● TO BE DONE: Repeat exactly the lines that run from the one containing "Read out every word on this page." to the end of the data, and leave out all others.

— Start of DATA TO USE —

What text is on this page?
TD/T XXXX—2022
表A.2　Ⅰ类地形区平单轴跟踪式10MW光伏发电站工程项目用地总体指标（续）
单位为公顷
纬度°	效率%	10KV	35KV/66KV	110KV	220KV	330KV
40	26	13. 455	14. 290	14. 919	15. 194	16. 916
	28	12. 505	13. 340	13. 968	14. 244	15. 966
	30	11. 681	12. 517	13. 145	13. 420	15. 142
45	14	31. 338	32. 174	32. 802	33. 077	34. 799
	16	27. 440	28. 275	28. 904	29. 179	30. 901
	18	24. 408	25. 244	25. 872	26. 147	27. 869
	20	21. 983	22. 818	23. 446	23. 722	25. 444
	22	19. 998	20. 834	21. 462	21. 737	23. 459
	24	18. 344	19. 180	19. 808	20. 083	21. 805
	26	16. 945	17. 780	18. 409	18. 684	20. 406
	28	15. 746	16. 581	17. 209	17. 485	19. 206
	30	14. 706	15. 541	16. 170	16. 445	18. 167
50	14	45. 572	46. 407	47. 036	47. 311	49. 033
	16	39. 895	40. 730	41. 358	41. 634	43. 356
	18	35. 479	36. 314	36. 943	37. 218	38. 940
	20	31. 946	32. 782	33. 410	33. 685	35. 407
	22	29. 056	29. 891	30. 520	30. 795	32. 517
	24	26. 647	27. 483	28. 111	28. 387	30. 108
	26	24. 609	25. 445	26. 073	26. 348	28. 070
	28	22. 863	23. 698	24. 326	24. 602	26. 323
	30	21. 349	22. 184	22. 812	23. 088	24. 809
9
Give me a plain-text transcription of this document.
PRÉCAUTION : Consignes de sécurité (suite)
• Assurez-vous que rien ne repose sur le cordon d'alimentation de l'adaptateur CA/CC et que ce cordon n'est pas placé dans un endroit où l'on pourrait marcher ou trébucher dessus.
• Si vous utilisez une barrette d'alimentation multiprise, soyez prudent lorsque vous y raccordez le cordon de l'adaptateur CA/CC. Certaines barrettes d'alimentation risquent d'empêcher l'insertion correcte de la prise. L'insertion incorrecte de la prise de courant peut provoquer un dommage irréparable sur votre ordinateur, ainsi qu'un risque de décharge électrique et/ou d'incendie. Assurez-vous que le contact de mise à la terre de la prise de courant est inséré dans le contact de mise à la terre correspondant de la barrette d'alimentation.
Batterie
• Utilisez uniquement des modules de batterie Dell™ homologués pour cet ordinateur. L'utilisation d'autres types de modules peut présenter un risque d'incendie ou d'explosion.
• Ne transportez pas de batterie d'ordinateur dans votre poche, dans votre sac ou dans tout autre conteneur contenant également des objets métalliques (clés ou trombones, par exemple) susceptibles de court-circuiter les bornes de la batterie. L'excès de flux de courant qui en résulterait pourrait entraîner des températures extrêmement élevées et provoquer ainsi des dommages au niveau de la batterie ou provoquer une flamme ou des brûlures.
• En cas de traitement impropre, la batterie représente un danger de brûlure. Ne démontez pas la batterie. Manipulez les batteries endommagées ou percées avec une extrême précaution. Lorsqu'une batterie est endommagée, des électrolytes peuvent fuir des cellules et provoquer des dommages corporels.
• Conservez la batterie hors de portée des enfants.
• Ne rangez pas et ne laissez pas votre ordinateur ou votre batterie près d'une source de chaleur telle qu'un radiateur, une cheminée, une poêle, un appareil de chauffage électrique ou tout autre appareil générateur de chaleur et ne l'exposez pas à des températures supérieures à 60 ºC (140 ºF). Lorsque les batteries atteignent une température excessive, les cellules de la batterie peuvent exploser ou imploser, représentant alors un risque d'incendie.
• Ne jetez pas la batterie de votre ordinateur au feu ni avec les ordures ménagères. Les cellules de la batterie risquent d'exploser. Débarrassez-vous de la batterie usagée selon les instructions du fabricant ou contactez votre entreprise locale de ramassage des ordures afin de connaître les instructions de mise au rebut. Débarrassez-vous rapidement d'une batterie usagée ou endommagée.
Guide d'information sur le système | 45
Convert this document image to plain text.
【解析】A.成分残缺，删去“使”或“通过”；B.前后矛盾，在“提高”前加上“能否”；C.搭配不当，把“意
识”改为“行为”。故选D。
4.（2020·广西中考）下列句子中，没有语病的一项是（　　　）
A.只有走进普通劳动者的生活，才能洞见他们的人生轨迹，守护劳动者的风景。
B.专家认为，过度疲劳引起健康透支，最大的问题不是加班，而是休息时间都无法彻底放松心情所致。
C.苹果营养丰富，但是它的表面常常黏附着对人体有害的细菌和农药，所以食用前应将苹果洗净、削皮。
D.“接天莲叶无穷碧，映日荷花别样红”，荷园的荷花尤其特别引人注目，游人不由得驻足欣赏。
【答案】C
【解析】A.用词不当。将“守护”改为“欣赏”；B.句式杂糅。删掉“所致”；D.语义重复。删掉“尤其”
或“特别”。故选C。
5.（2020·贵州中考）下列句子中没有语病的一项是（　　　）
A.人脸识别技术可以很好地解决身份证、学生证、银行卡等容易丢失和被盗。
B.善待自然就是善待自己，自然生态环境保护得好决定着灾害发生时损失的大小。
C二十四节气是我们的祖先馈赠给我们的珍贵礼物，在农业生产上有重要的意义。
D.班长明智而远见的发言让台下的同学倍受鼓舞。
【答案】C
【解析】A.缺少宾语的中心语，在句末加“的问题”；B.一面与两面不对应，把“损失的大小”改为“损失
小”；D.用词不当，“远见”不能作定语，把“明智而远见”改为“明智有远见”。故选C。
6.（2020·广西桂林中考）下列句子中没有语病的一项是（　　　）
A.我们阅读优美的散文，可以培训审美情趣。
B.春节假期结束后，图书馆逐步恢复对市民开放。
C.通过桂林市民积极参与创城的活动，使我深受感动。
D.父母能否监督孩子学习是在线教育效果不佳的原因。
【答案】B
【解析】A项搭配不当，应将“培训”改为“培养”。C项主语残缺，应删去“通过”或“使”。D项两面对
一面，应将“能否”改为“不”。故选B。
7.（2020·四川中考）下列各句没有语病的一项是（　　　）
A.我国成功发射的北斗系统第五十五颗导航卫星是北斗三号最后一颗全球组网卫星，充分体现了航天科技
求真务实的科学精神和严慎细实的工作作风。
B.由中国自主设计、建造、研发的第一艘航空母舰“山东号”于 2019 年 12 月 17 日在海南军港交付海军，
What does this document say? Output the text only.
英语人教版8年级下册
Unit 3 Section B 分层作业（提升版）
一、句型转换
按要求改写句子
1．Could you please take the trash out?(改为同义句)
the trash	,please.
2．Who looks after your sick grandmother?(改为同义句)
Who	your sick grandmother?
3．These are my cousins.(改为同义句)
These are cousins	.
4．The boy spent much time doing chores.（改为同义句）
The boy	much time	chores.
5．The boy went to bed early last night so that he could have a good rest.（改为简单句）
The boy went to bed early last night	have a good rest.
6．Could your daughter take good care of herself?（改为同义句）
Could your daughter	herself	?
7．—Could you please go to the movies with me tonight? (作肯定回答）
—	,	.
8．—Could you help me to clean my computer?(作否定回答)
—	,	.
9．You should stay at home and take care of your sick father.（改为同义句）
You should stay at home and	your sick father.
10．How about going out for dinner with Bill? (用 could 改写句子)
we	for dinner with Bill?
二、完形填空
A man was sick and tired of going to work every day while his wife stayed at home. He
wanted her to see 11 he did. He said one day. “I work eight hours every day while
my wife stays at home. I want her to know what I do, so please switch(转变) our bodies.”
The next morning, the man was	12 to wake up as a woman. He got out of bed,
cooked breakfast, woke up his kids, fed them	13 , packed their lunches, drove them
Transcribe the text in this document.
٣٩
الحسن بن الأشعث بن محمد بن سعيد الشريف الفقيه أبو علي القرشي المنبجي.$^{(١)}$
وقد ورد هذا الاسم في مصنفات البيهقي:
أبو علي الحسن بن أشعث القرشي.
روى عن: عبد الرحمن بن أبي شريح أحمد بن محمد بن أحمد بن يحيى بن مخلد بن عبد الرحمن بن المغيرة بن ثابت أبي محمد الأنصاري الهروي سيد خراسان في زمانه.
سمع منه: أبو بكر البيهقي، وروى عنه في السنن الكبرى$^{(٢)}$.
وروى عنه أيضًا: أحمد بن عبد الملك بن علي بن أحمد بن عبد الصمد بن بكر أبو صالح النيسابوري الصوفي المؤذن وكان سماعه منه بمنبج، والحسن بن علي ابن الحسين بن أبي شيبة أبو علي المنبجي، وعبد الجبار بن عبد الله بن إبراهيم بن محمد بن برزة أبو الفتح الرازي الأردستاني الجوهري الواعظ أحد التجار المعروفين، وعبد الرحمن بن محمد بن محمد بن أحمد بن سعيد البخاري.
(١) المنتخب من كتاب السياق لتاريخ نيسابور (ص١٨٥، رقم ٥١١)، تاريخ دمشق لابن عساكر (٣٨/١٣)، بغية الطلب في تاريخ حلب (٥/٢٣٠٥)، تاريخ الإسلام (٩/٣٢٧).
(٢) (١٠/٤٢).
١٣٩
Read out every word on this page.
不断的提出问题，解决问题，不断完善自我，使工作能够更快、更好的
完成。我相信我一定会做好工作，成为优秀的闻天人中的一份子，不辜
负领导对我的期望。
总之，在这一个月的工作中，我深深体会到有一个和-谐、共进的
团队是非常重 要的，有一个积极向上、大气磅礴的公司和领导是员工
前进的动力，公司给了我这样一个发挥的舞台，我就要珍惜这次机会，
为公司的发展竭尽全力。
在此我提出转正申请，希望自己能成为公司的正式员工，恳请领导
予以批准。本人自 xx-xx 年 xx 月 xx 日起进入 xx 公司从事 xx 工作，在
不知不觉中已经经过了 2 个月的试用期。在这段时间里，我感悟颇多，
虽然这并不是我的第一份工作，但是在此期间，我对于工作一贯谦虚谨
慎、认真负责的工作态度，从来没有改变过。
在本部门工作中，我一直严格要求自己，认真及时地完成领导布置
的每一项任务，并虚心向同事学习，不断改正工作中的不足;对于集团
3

— End of DATA TO USE —

● EXERCISE RESULT:
Read out every word on this page.
不断的提出问题，解决问题，不断完善自我，使工作能够更快、更好的
完成。我相信我一定会做好工作，成为优秀的闻天人中的一份子，不辜
负领导对我的期望。
总之，在这一个月的工作中，我深深体会到有一个和-谐、共进的
团队是非常重 要的，有一个积极向上、大气磅礴的公司和领导是员工
前进的动力，公司给了我这样一个发挥的舞台，我就要珍惜这次机会，
为公司的发展竭尽全力。
在此我提出转正申请，希望自己能成为公司的正式员工，恳请领导
予以批准。本人自 xx-xx 年 xx 月 xx 日起进入 xx 公司从事 xx 工作，在
不知不觉中已经经过了 2 个月的试用期。在这段时间里，我感悟颇多，
虽然这并不是我的第一份工作，但是在此期间，我对于工作一贯谦虚谨
慎、认真负责的工作态度，从来没有改变过。
在本部门工作中，我一直严格要求自己，认真及时地完成领导布置
的每一项任务，并虚心向同事学习，不断改正工作中的不足;对于集团
3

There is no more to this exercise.